--- Dataset records ---
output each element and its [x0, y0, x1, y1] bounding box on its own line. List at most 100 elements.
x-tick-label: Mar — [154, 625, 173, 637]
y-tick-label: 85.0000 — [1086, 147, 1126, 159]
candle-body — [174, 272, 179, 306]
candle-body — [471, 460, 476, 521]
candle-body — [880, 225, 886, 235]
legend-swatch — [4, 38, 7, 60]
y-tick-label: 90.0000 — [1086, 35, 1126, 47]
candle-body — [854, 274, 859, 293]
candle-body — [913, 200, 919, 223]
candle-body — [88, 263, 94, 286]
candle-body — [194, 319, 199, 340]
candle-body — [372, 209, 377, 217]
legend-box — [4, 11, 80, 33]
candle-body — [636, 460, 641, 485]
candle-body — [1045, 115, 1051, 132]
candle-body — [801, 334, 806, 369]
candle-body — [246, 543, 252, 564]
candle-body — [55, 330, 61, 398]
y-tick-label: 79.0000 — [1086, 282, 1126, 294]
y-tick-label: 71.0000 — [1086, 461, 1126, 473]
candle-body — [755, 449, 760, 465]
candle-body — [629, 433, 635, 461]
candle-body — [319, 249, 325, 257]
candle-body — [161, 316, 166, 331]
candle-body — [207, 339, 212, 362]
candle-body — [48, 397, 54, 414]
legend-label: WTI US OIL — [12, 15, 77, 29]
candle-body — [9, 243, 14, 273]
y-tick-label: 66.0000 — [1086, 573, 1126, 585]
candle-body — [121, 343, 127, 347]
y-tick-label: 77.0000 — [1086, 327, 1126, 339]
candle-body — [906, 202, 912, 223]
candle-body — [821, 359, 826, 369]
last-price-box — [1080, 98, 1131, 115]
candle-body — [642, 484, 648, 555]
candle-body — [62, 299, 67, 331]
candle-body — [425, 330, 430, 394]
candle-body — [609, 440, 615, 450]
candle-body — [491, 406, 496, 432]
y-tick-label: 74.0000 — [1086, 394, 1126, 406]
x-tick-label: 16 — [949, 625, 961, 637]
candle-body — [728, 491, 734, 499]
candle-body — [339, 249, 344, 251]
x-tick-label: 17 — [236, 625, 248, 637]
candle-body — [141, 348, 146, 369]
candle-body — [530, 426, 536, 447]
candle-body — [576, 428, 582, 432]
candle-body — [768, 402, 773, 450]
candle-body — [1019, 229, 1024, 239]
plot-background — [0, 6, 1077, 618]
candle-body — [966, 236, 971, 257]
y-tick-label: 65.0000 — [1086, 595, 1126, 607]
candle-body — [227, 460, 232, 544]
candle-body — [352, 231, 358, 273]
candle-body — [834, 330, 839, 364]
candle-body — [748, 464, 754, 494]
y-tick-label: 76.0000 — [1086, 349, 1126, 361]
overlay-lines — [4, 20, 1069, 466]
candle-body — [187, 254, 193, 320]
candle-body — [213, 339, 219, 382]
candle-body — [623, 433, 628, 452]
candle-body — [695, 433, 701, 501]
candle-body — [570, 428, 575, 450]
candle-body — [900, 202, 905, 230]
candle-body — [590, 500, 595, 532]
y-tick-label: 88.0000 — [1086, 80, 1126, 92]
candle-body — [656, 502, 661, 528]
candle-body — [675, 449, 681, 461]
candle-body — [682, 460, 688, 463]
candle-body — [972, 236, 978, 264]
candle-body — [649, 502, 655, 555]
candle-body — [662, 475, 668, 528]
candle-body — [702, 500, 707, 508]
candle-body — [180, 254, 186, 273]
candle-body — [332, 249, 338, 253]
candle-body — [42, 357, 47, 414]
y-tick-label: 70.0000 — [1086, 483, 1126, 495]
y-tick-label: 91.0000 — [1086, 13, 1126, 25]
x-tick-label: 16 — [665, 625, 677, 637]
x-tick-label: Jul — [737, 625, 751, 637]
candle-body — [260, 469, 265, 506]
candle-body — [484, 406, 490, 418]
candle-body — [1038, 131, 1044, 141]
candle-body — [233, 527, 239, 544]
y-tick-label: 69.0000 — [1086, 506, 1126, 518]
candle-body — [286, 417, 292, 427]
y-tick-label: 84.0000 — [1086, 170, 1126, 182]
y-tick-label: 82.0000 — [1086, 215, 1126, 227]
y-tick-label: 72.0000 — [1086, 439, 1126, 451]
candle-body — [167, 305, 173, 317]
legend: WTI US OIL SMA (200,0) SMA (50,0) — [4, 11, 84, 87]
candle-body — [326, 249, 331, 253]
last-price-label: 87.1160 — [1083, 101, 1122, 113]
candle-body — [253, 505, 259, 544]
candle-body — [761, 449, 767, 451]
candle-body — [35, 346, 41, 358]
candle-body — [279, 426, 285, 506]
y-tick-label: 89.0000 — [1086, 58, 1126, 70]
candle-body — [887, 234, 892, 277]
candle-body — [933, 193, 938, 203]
---
§ What you have to do: Reproduce every row above verbatim, keeping the original order and line breaks.

§ Output for this exercise:
output each element and its [x0, y0, x1, y1] bounding box on its own line. List at most 100 elements.
x-tick-label: Mar — [154, 625, 173, 637]
y-tick-label: 85.0000 — [1086, 147, 1126, 159]
candle-body — [174, 272, 179, 306]
candle-body — [471, 460, 476, 521]
candle-body — [880, 225, 886, 235]
legend-swatch — [4, 38, 7, 60]
y-tick-label: 90.0000 — [1086, 35, 1126, 47]
candle-body — [854, 274, 859, 293]
candle-body — [913, 200, 919, 223]
candle-body — [88, 263, 94, 286]
candle-body — [194, 319, 199, 340]
candle-body — [372, 209, 377, 217]
legend-box — [4, 11, 80, 33]
candle-body — [636, 460, 641, 485]
candle-body — [1045, 115, 1051, 132]
candle-body — [801, 334, 806, 369]
candle-body — [246, 543, 252, 564]
candle-body — [55, 330, 61, 398]
y-tick-label: 79.0000 — [1086, 282, 1126, 294]
y-tick-label: 71.0000 — [1086, 461, 1126, 473]
candle-body — [755, 449, 760, 465]
candle-body — [629, 433, 635, 461]
candle-body — [319, 249, 325, 257]
candle-body — [161, 316, 166, 331]
candle-body — [207, 339, 212, 362]
candle-body — [48, 397, 54, 414]
legend-label: WTI US OIL — [12, 15, 77, 29]
candle-body — [9, 243, 14, 273]
y-tick-label: 66.0000 — [1086, 573, 1126, 585]
candle-body — [121, 343, 127, 347]
y-tick-label: 77.0000 — [1086, 327, 1126, 339]
candle-body — [906, 202, 912, 223]
candle-body — [821, 359, 826, 369]
last-price-box — [1080, 98, 1131, 115]
candle-body — [642, 484, 648, 555]
candle-body — [62, 299, 67, 331]
candle-body — [425, 330, 430, 394]
candle-body — [609, 440, 615, 450]
candle-body — [491, 406, 496, 432]
y-tick-label: 74.0000 — [1086, 394, 1126, 406]
x-tick-label: 16 — [949, 625, 961, 637]
candle-body — [728, 491, 734, 499]
candle-body — [339, 249, 344, 251]
x-tick-label: 17 — [236, 625, 248, 637]
candle-body — [141, 348, 146, 369]
candle-body — [530, 426, 536, 447]
candle-body — [576, 428, 582, 432]
candle-body — [768, 402, 773, 450]
candle-body — [1019, 229, 1024, 239]
plot-background — [0, 6, 1077, 618]
candle-body — [966, 236, 971, 257]
y-tick-label: 65.0000 — [1086, 595, 1126, 607]
candle-body — [227, 460, 232, 544]
candle-body — [352, 231, 358, 273]
candle-body — [834, 330, 839, 364]
candle-body — [748, 464, 754, 494]
y-tick-label: 76.0000 — [1086, 349, 1126, 361]
overlay-lines — [4, 20, 1069, 466]
candle-body — [187, 254, 193, 320]
candle-body — [213, 339, 219, 382]
candle-body — [623, 433, 628, 452]
candle-body — [695, 433, 701, 501]
candle-body — [570, 428, 575, 450]
candle-body — [900, 202, 905, 230]
candle-body — [590, 500, 595, 532]
y-tick-label: 88.0000 — [1086, 80, 1126, 92]
candle-body — [656, 502, 661, 528]
candle-body — [675, 449, 681, 461]
candle-body — [682, 460, 688, 463]
candle-body — [972, 236, 978, 264]
candle-body — [649, 502, 655, 555]
candle-body — [662, 475, 668, 528]
candle-body — [702, 500, 707, 508]
candle-body — [180, 254, 186, 273]
candle-body — [332, 249, 338, 253]
candle-body — [42, 357, 47, 414]
y-tick-label: 70.0000 — [1086, 483, 1126, 495]
y-tick-label: 91.0000 — [1086, 13, 1126, 25]
x-tick-label: 16 — [665, 625, 677, 637]
x-tick-label: Jul — [737, 625, 751, 637]
candle-body — [260, 469, 265, 506]
candle-body — [484, 406, 490, 418]
candle-body — [1038, 131, 1044, 141]
candle-body — [233, 527, 239, 544]
y-tick-label: 69.0000 — [1086, 506, 1126, 518]
candle-body — [286, 417, 292, 427]
y-tick-label: 84.0000 — [1086, 170, 1126, 182]
y-tick-label: 82.0000 — [1086, 215, 1126, 227]
y-tick-label: 72.0000 — [1086, 439, 1126, 451]
candle-body — [167, 305, 173, 317]
legend: WTI US OIL SMA (200,0) SMA (50,0) — [4, 11, 84, 87]
candle-body — [326, 249, 331, 253]
last-price-label: 87.1160 — [1083, 101, 1122, 113]
candle-body — [253, 505, 259, 544]
candle-body — [761, 449, 767, 451]
candle-body — [35, 346, 41, 358]
candle-body — [279, 426, 285, 506]
y-tick-label: 89.0000 — [1086, 58, 1126, 70]
candle-body — [887, 234, 892, 277]
candle-body — [933, 193, 938, 203]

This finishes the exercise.